# [Task instructions]
Omit all pictures. Copy exactly the lines from the line containing "Read this page and output its text content." to the end of the listing, with both ends included.
** START OF Records supplied **
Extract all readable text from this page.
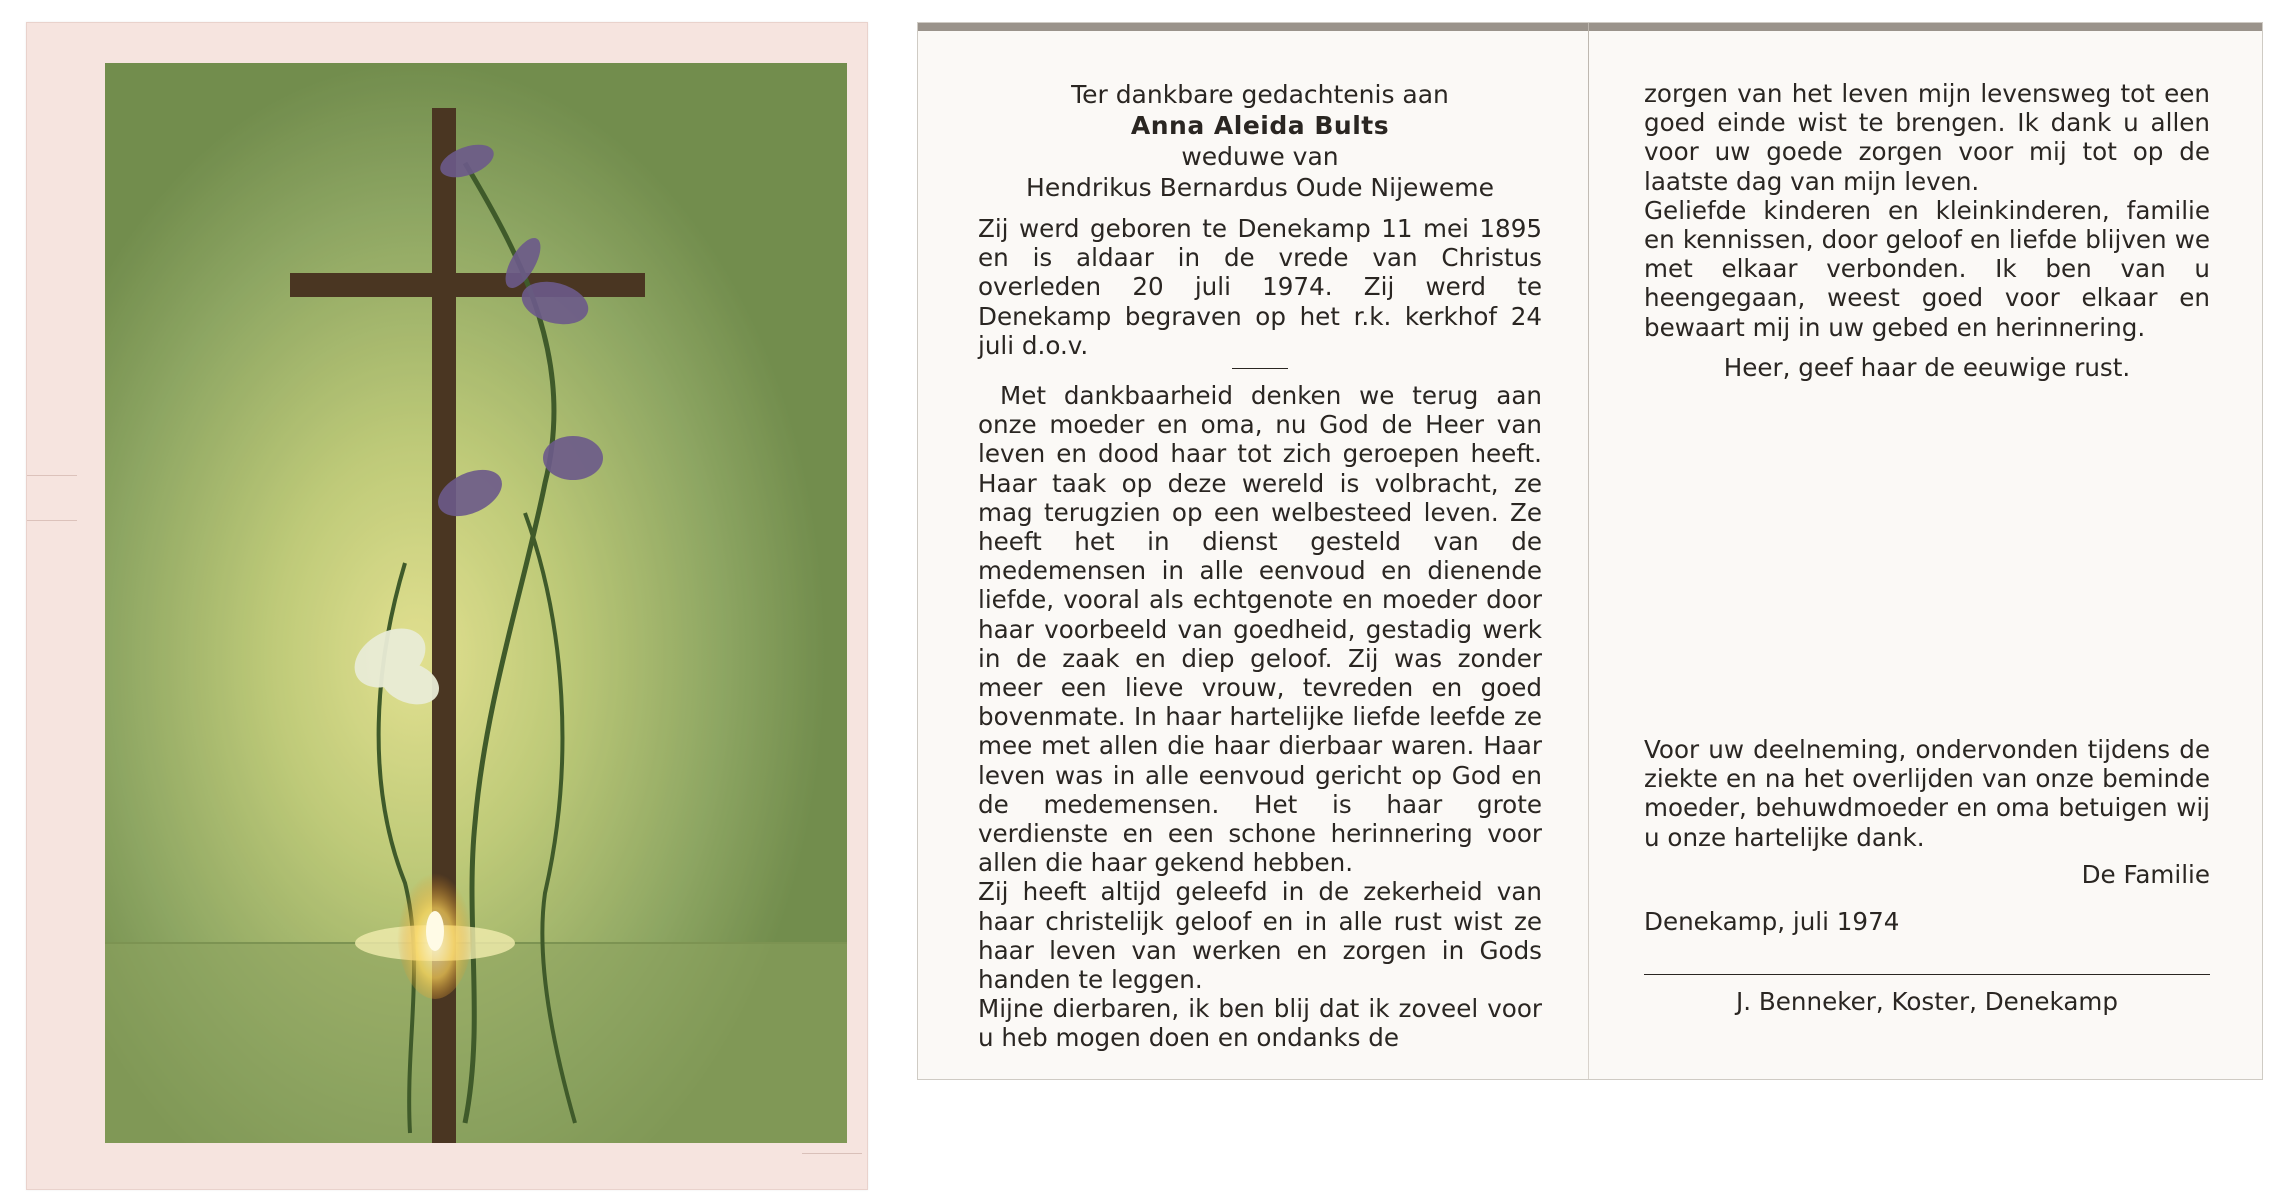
Ter dankbare gedachtenis aan

Anna Aleida Bults

weduwe van

Hendrikus Bernardus Oude Nijeweme

Zij werd geboren te Denekamp 11 mei 1895 en is aldaar in de vrede van Christus overleden 20 juli 1974. Zij werd te Denekamp begraven op het r.k. kerkhof 24 juli d.o.v.

Met dankbaarheid denken we terug aan onze moeder en oma, nu God de Heer van leven en dood haar tot zich geroepen heeft. Haar taak op deze wereld is volbracht, ze mag terugzien op een welbesteed leven. Ze heeft het in dienst gesteld van de medemensen in alle eenvoud en dienende liefde, vooral als echtgenote en moeder door haar voorbeeld van goedheid, gestadig werk in de zaak en diep geloof. Zij was zonder meer een lieve vrouw, tevreden en goed bovenmate. In haar hartelijke liefde leefde ze mee met allen die haar dierbaar waren. Haar leven was in alle eenvoud gericht op God en de medemensen. Het is haar grote verdienste en een schone herinnering voor allen die haar gekend hebben.

Zij heeft altijd geleefd in de zekerheid van haar christelijk geloof en in alle rust wist ze haar leven van werken en zorgen in Gods handen te leggen.

Mijne dierbaren, ik ben blij dat ik zoveel voor u heb mogen doen en ondanks de

zorgen van het leven mijn levensweg tot een goed einde wist te brengen. Ik dank u allen voor uw goede zorgen voor mij tot op de laatste dag van mijn leven.

Geliefde kinderen en kleinkinderen, familie en kennissen, door geloof en liefde blijven we met elkaar verbonden. Ik ben van u heengegaan, weest goed voor elkaar en bewaart mij in uw gebed en herinnering.

Heer, geef haar de eeuwige rust.

Voor uw deelneming, ondervonden tijdens de ziekte en na het overlijden van onze beminde moeder, behuwdmoeder en oma betuigen wij u onze hartelijke dank.

De Familie

Denekamp, juli 1974

J. Benneker, Koster, Denekamp
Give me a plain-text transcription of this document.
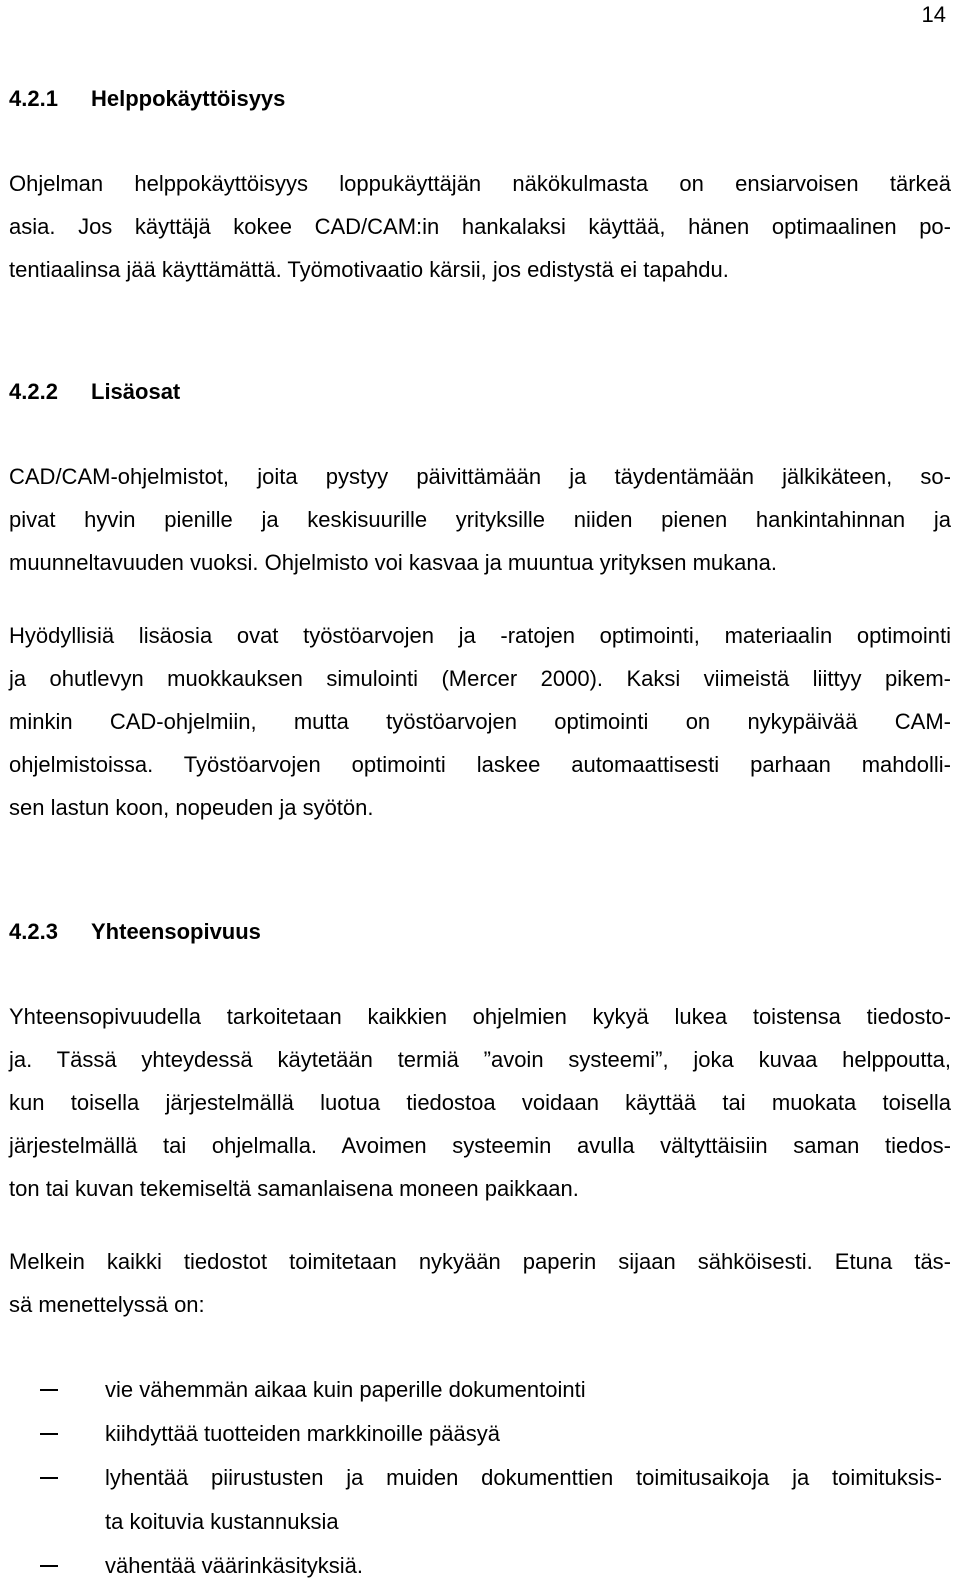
14
4.2.1 Helppokäyttöisyys

Ohjelman helppokäyttöisyys loppukäyttäjän näkökulmasta on ensiarvoisen tärkeä
asia. Jos käyttäjä kokee CAD/CAM:in hankalaksi käyttää, hänen optimaalinen po-
tentiaalinsa jää käyttämättä. Työmotivaatio kärsii, jos edistystä ei tapahdu.

4.2.2 Lisäosat

CAD/CAM-ohjelmistot, joita pystyy päivittämään ja täydentämään jälkikäteen, so-
pivat hyvin pienille ja keskisuurille yrityksille niiden pienen hankintahinnan ja
muunneltavuuden vuoksi. Ohjelmisto voi kasvaa ja muuntua yrityksen mukana.

Hyödyllisiä lisäosia ovat työstöarvojen ja -ratojen optimointi, materiaalin optimointi
ja ohutlevyn muokkauksen simulointi (Mercer 2000). Kaksi viimeistä liittyy pikem-
minkin CAD-ohjelmiin, mutta työstöarvojen optimointi on nykypäivää CAM-
ohjelmistoissa. Työstöarvojen optimointi laskee automaattisesti parhaan mahdolli-
sen lastun koon, nopeuden ja syötön.

4.2.3 Yhteensopivuus

Yhteensopivuudella tarkoitetaan kaikkien ohjelmien kykyä lukea toistensa tiedosto-
ja. Tässä yhteydessä käytetään termiä ”avoin systeemi”, joka kuvaa helppoutta,
kun toisella järjestelmällä luotua tiedostoa voidaan käyttää tai muokata toisella
järjestelmällä tai ohjelmalla. Avoimen systeemin avulla vältyttäisiin saman tiedos-
ton tai kuvan tekemiseltä samanlaisena moneen paikkaan.

Melkein kaikki tiedostot toimitetaan nykyään paperin sijaan sähköisesti. Etuna täs-
sä menettelyssä on:

vie vähemmän aikaa kuin paperille dokumentointi
kiihdyttää tuotteiden markkinoille pääsyä
lyhentää piirustusten ja muiden dokumenttien toimitusaikoja ja toimituksis-
ta koituvia kustannuksia
vähentää väärinkäsityksiä.
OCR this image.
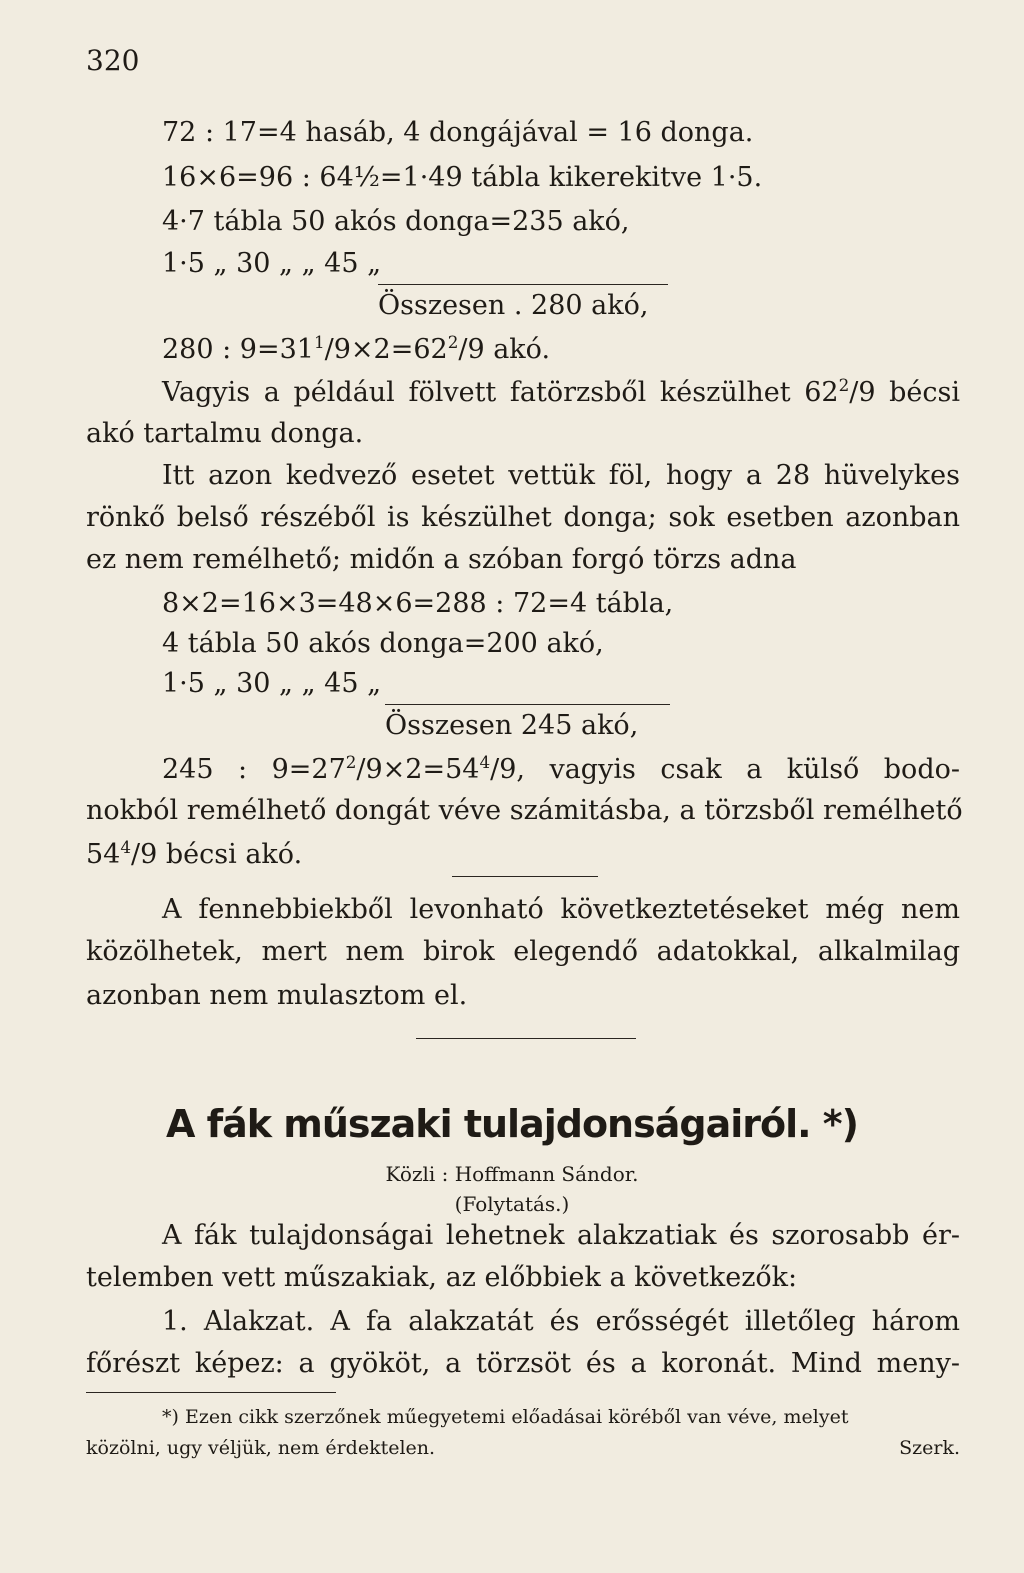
320
72 : 17=4 hasáb, 4 dongájával = 16 donga.
16×6=96 : 64½=1·49 tábla kikerekitve 1·5.
4·7 tábla 50 akós donga=235 akó,
1·5 „ 30 „ „ 45 „
Összesen . 280 akó,
280 : $9=31^1/9\times 2=62^2/9$ akó.
Vagyis a például fölvett fatörzsből készülhet $62^2/9$ bécsi
akó tartalmu donga.
Itt azon kedvező esetet vettük föl, hogy a 28 hüvelykes
rönkő belső részéből is készülhet donga; sok esetben azonban
ez nem remélhető; midőn a szóban forgó törzs adna
8×2=16×3=48×6=288 : 72=4 tábla,
4 tábla 50 akós donga=200 akó,
1·5 „ 30 „ „ 45 „
Összesen 245 akó,
245 : $9=27^2/9\times 2=54^4/9$, vagyis csak a külső bodo-
nokból remélhető dongát véve számitásba, a törzsből remélhető
$54^4/9$ bécsi akó.
A fennebbiekből levonható következtetéseket még nem
közölhetek, mert nem birok elegendő adatokkal, alkalmilag
azonban nem mulasztom el.
A fák műszaki tulajdonságairól. *)
Közli : Hoffmann Sándor.
(Folytatás.)
A fák tulajdonságai lehetnek alakzatiak és szorosabb ér-
telemben vett műszakiak, az előbbiek a következők:
1. Alakzat. A fa alakzatát és erősségét illetőleg három
főrészt képez: a gyököt, a törzsöt és a koronát. Mind meny-
*) Ezen cikk szerzőnek műegyetemi előadásai köréből van véve, melyet
közölni, ugy véljük, nem érdektelen.	Szerk.
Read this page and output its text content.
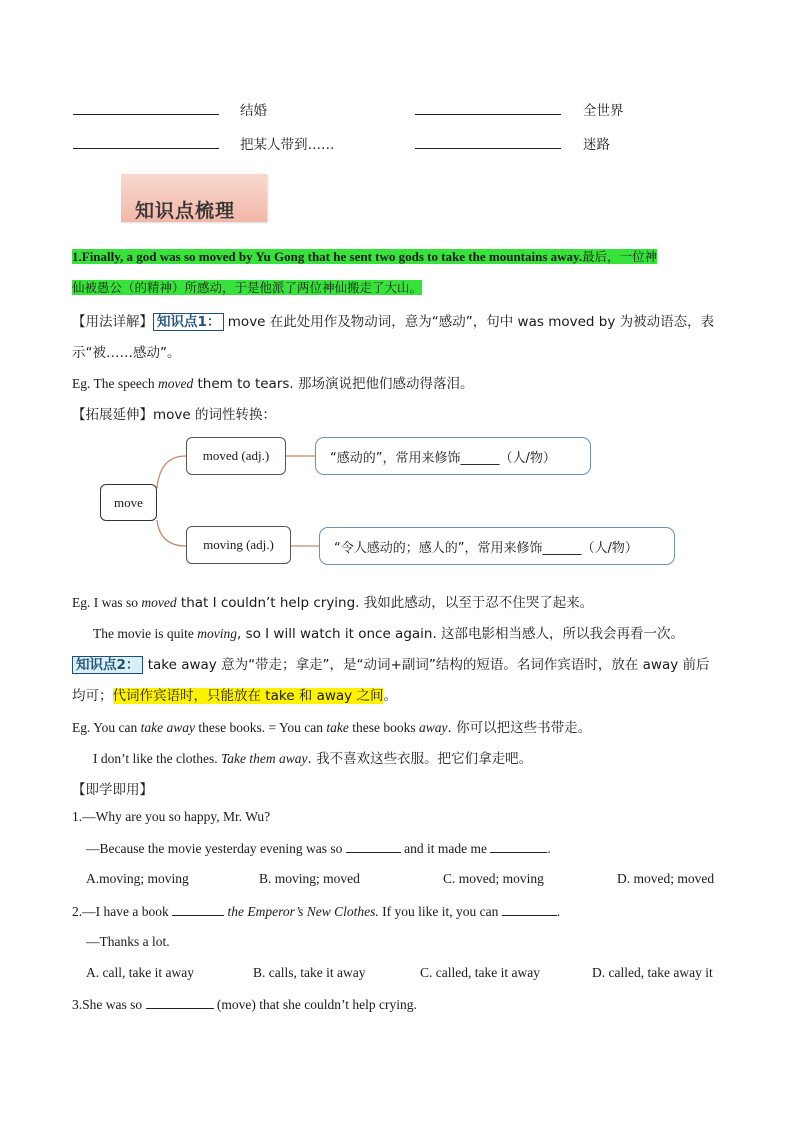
结婚	全世界
把某人带到……	迷路
知识点梳理
1.Finally, a god was so moved by Yu Gong that he sent two gods to take the mountains away.最后，一位神
仙被愚公（的精神）所感动，于是他派了两位神仙搬走了大山。
【用法详解】 知识点1： move 在此处用作及物动词，意为“感动”，句中 was moved by 为被动语态，表
示“被……感动”。
Eg. The speech moved them to tears. 那场演说把他们感动得落泪。
【拓展延伸】move 的词性转换：
move
moved (adj.)	“感动的”，常用来修饰______（人/物）
moving (adj.)	“令人感动的；感人的”，常用来修饰______（人/物）
Eg. I was so moved that I couldn’t help crying. 我如此感动，以至于忍不住哭了起来。
The movie is quite moving, so I will watch it once again. 这部电影相当感人，所以我会再看一次。
知识点2： take away 意为“带走；拿走”，是“动词+副词”结构的短语。名词作宾语时，放在 away 前后
均可；代词作宾语时，只能放在 take 和 away 之间。
Eg. You can take away these books. = You can take these books away. 你可以把这些书带走。
I don’t like the clothes. Take them away. 我不喜欢这些衣服。把它们拿走吧。
【即学即用】
1.—Why are you so happy, Mr. Wu?
—Because the movie yesterday evening was so	and it made me	.
A.moving; moving	B. moving; moved	C. moved; moving	D. moved; moved
2.—I have a book	the Emperor’s New Clothes. If you like it, you can	.
—Thanks a lot.
A. call, take it away	B. calls, take it away	C. called, take it away	D. called, take away it
3.She was so	(move) that she couldn’t help crying.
** END OF Records supplied **
# [The result]
Read this page and output its text content.
结婚	全世界
把某人带到……	迷路
知识点梳理
1.Finally, a god was so moved by Yu Gong that he sent two gods to take the mountains away.最后，一位神
仙被愚公（的精神）所感动，于是他派了两位神仙搬走了大山。
【用法详解】 知识点1： move 在此处用作及物动词，意为“感动”，句中 was moved by 为被动语态，表
示“被……感动”。
Eg. The speech moved them to tears. 那场演说把他们感动得落泪。
【拓展延伸】move 的词性转换：
move
moved (adj.)	“感动的”，常用来修饰______（人/物）
moving (adj.)	“令人感动的；感人的”，常用来修饰______（人/物）
Eg. I was so moved that I couldn’t help crying. 我如此感动，以至于忍不住哭了起来。
The movie is quite moving, so I will watch it once again. 这部电影相当感人，所以我会再看一次。
知识点2： take away 意为“带走；拿走”，是“动词+副词”结构的短语。名词作宾语时，放在 away 前后
均可；代词作宾语时，只能放在 take 和 away 之间。
Eg. You can take away these books. = You can take these books away. 你可以把这些书带走。
I don’t like the clothes. Take them away. 我不喜欢这些衣服。把它们拿走吧。
【即学即用】
1.—Why are you so happy, Mr. Wu?
—Because the movie yesterday evening was so	and it made me	.
A.moving; moving	B. moving; moved	C. moved; moving	D. moved; moved
2.—I have a book	the Emperor’s New Clothes. If you like it, you can	.
—Thanks a lot.
A. call, take it away	B. calls, take it away	C. called, take it away	D. called, take away it
3.She was so	(move) that she couldn’t help crying.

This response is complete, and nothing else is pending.